- [Extrait fourni]:

+ + +

5 jours déjà que nous sommes partis et à notre grande surprise nous sommes déjà à l’entrée du Parc du Mercantour. Nous avons bien avancé, beaucoup plus vite que ce que l’on pensait. Il faut dire que c’est Antoine qui mène la cadence en avant avec son bon niveau de “traileur”. Baba suit très bien aussi tandis que Guillaume et moi avons adopté un rythme un poil moins rapide mais tout de même bien soutenu avec une réelle constance, cette dernière étant la clé de la réussite en randonnée… Nous arrivons à Larche, dernier village pour un ravitaillement en nourriture car après nous ne croiserons que des refuges et il n’y aura pas d’épiceries avant Sospel… Jusqu’ici nous avons eu l’occasion d’acheter régulièrement des produits locaux dans les villages, pain, fromage, charcuterie… et nous nous sommes régalés. Nous aurions même pu partir avec moins de nourriture (pour alléger les sacs) et prévoir un gros ravitaillement ici, à l’épicerie du Camping des Marmottes.

+ + +

- [Données fournies]:
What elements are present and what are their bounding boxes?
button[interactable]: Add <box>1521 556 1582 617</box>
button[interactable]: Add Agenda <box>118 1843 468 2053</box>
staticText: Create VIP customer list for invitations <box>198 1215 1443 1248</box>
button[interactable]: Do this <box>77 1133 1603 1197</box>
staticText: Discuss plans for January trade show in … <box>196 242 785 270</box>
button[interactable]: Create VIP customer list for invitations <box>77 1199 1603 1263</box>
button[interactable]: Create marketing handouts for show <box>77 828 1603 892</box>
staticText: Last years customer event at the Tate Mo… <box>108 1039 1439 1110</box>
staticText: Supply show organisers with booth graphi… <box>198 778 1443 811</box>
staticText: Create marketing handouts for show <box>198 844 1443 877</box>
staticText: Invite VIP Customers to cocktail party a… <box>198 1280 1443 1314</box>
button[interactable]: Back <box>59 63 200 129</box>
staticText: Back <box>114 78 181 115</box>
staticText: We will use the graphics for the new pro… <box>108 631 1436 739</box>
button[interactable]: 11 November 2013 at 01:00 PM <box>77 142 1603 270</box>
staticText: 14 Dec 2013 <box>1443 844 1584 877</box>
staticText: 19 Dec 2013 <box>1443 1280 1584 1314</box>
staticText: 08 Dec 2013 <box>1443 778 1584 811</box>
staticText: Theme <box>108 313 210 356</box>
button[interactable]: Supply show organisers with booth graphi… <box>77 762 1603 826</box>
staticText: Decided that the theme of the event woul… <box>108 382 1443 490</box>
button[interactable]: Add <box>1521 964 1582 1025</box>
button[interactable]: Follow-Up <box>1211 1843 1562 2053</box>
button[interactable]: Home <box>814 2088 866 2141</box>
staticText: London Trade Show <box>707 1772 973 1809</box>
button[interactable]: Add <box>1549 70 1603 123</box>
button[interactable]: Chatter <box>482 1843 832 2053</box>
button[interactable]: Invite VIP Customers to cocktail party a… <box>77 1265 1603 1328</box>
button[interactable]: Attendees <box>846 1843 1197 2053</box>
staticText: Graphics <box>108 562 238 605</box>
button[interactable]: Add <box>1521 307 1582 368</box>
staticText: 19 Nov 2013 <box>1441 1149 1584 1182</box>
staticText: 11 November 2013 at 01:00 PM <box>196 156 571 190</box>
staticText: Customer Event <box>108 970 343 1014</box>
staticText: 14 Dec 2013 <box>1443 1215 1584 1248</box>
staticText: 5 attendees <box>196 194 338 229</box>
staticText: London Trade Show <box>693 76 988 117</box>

+ + +

Répondez, s'il vous plaît, à ces questions sur l'extrait fourni :
(a) Depuis combien de jours le groupe est-il parti ?
(b) Qui mène la cadence en avant ?
(c) Dans quelle épicerie aurait-on pu prévoir un gros ravitaillement ?

- [Tâche réalisée]:
(a) Depuis 5 jours.
(b) Antoine.
(c) À l'épicerie du Camping des Marmottes.